__REQUIRED WORK__
Give every line of the data again, unchanged, but with no pictures.
— begin ENTRIES PROVIDED —
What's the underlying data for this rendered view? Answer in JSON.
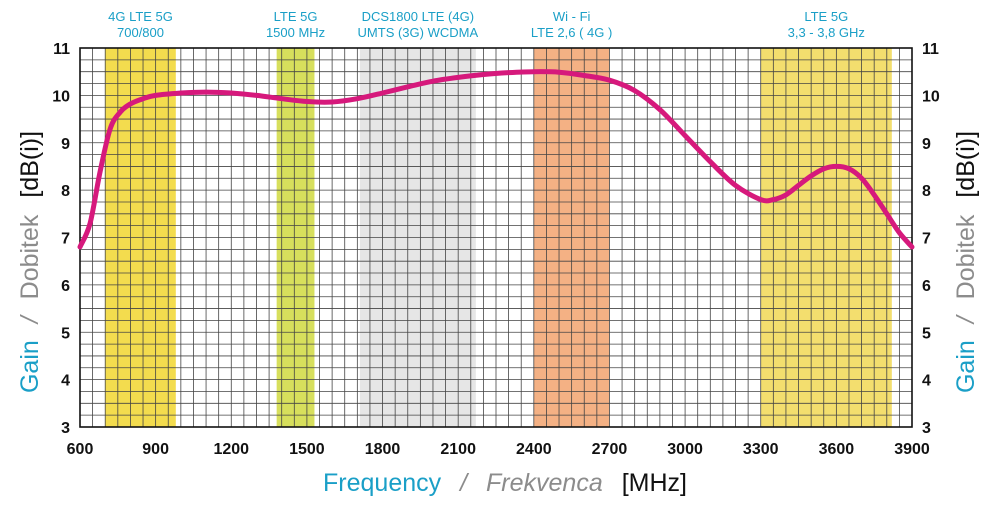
{
  "chart_data": {
    "type": "line",
    "x_axis": {
      "range": [
        600,
        3900
      ],
      "ticks": [
        600,
        900,
        1200,
        1500,
        1800,
        2100,
        2400,
        2700,
        3000,
        3300,
        3600,
        3900
      ],
      "title_main": "Frequency",
      "title_sep": "/",
      "title_alt": "Frekvenca",
      "unit": "[MHz]"
    },
    "y_axis": {
      "range": [
        3,
        11
      ],
      "ticks": [
        3,
        4,
        5,
        6,
        7,
        8,
        9,
        10,
        11
      ],
      "title_main": "Gain",
      "title_sep": "/",
      "title_alt": "Dobitek",
      "unit": "[dB(i)]"
    },
    "grid": true,
    "bands": [
      {
        "from": 700,
        "to": 980,
        "color": "#f3dc4e",
        "label_lines": [
          "4G LTE 5G",
          "700/800"
        ]
      },
      {
        "from": 1380,
        "to": 1530,
        "color": "#d7df5c",
        "label_lines": [
          "LTE 5G",
          "1500 MHz"
        ]
      },
      {
        "from": 1710,
        "to": 2170,
        "color": "#e6e6e6",
        "label_lines": [
          "DCS1800 LTE (4G)",
          "UMTS (3G) WCDMA"
        ]
      },
      {
        "from": 2400,
        "to": 2700,
        "color": "#f4b184",
        "label_lines": [
          "Wi - Fi",
          "LTE 2,6 ( 4G )"
        ]
      },
      {
        "from": 3300,
        "to": 3820,
        "color": "#f3de6e",
        "label_lines": [
          "LTE 5G",
          "3,3 - 3,8 GHz"
        ]
      }
    ],
    "series": [
      {
        "color": "#d6197c",
        "x": [
          600,
          640,
          680,
          720,
          760,
          800,
          850,
          900,
          1000,
          1100,
          1200,
          1300,
          1400,
          1500,
          1600,
          1700,
          1800,
          1900,
          2000,
          2100,
          2200,
          2300,
          2400,
          2500,
          2600,
          2700,
          2800,
          2900,
          3000,
          3100,
          3200,
          3300,
          3350,
          3400,
          3450,
          3500,
          3550,
          3600,
          3650,
          3700,
          3750,
          3800,
          3850,
          3900
        ],
        "y": [
          6.8,
          7.3,
          8.4,
          9.3,
          9.65,
          9.82,
          9.93,
          10.0,
          10.05,
          10.07,
          10.05,
          10.0,
          9.93,
          9.87,
          9.86,
          9.93,
          10.05,
          10.18,
          10.3,
          10.38,
          10.44,
          10.48,
          10.5,
          10.49,
          10.42,
          10.32,
          10.1,
          9.7,
          9.15,
          8.6,
          8.1,
          7.8,
          7.8,
          7.9,
          8.1,
          8.3,
          8.45,
          8.5,
          8.45,
          8.25,
          7.9,
          7.5,
          7.1,
          6.8
        ]
      }
    ]
  }
}
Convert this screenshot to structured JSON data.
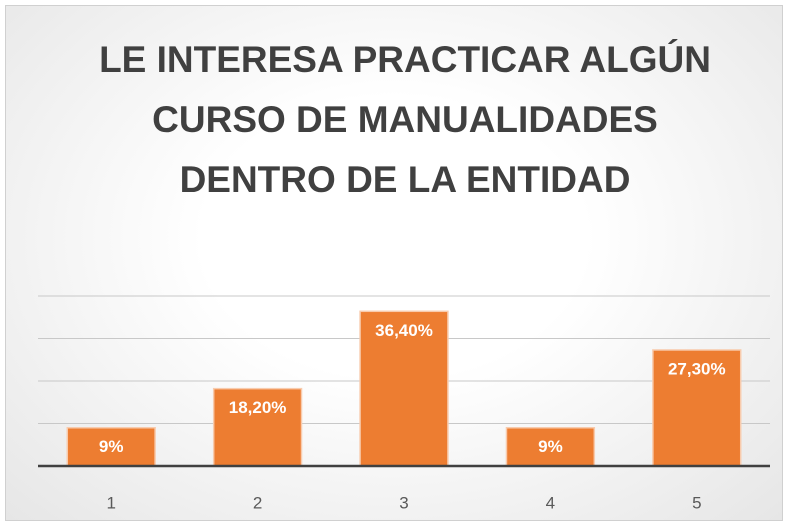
{
  "chart_data": {
    "type": "bar",
    "title": "LE INTERESA PRACTICAR ALGÚN CURSO DE MANUALIDADES DENTRO DE LA ENTIDAD",
    "categories": [
      "1",
      "2",
      "3",
      "4",
      "5"
    ],
    "values": [
      9,
      18.2,
      36.4,
      9,
      27.3
    ],
    "value_labels": [
      "9%",
      "18,20%",
      "36,40%",
      "9%",
      "27,30%"
    ],
    "color": "#ed7d31",
    "ylim": [
      0,
      40
    ],
    "yticks": [
      0,
      10,
      20,
      30,
      40
    ],
    "grid": true
  }
}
— end ENTRIES PROVIDED —
__RESPONSE BELOW__
What's the underlying data for this rendered view? Answer in JSON.
{
  "chart_data": {
    "type": "line",
    "x_axis": {
      "range": [
        600,
        3900
      ],
      "ticks": [
        600,
        900,
        1200,
        1500,
        1800,
        2100,
        2400,
        2700,
        3000,
        3300,
        3600,
        3900
      ],
      "title_main": "Frequency",
      "title_sep": "/",
      "title_alt": "Frekvenca",
      "unit": "[MHz]"
    },
    "y_axis": {
      "range": [
        3,
        11
      ],
      "ticks": [
        3,
        4,
        5,
        6,
        7,
        8,
        9,
        10,
        11
      ],
      "title_main": "Gain",
      "title_sep": "/",
      "title_alt": "Dobitek",
      "unit": "[dB(i)]"
    },
    "grid": true,
    "bands": [
      {
        "from": 700,
        "to": 980,
        "color": "#f3dc4e",
        "label_lines": [
          "4G LTE 5G",
          "700/800"
        ]
      },
      {
        "from": 1380,
        "to": 1530,
        "color": "#d7df5c",
        "label_lines": [
          "LTE 5G",
          "1500 MHz"
        ]
      },
      {
        "from": 1710,
        "to": 2170,
        "color": "#e6e6e6",
        "label_lines": [
          "DCS1800 LTE (4G)",
          "UMTS (3G) WCDMA"
        ]
      },
      {
        "from": 2400,
        "to": 2700,
        "color": "#f4b184",
        "label_lines": [
          "Wi - Fi",
          "LTE 2,6 ( 4G )"
        ]
      },
      {
        "from": 3300,
        "to": 3820,
        "color": "#f3de6e",
        "label_lines": [
          "LTE 5G",
          "3,3 - 3,8 GHz"
        ]
      }
    ],
    "series": [
      {
        "color": "#d6197c",
        "x": [
          600,
          640,
          680,
          720,
          760,
          800,
          850,
          900,
          1000,
          1100,
          1200,
          1300,
          1400,
          1500,
          1600,
          1700,
          1800,
          1900,
          2000,
          2100,
          2200,
          2300,
          2400,
          2500,
          2600,
          2700,
          2800,
          2900,
          3000,
          3100,
          3200,
          3300,
          3350,
          3400,
          3450,
          3500,
          3550,
          3600,
          3650,
          3700,
          3750,
          3800,
          3850,
          3900
        ],
        "y": [
          6.8,
          7.3,
          8.4,
          9.3,
          9.65,
          9.82,
          9.93,
          10.0,
          10.05,
          10.07,
          10.05,
          10.0,
          9.93,
          9.87,
          9.86,
          9.93,
          10.05,
          10.18,
          10.3,
          10.38,
          10.44,
          10.48,
          10.5,
          10.49,
          10.42,
          10.32,
          10.1,
          9.7,
          9.15,
          8.6,
          8.1,
          7.8,
          7.8,
          7.9,
          8.1,
          8.3,
          8.45,
          8.5,
          8.45,
          8.25,
          7.9,
          7.5,
          7.1,
          6.8
        ]
      }
    ]
  }
}
Convert this screenshot to structured JSON data.
{
  "chart_data": {
    "type": "bar",
    "title": "LE INTERESA PRACTICAR ALGÚN CURSO DE MANUALIDADES DENTRO DE LA ENTIDAD",
    "categories": [
      "1",
      "2",
      "3",
      "4",
      "5"
    ],
    "values": [
      9,
      18.2,
      36.4,
      9,
      27.3
    ],
    "value_labels": [
      "9%",
      "18,20%",
      "36,40%",
      "9%",
      "27,30%"
    ],
    "color": "#ed7d31",
    "ylim": [
      0,
      40
    ],
    "yticks": [
      0,
      10,
      20,
      30,
      40
    ],
    "grid": true
  }
}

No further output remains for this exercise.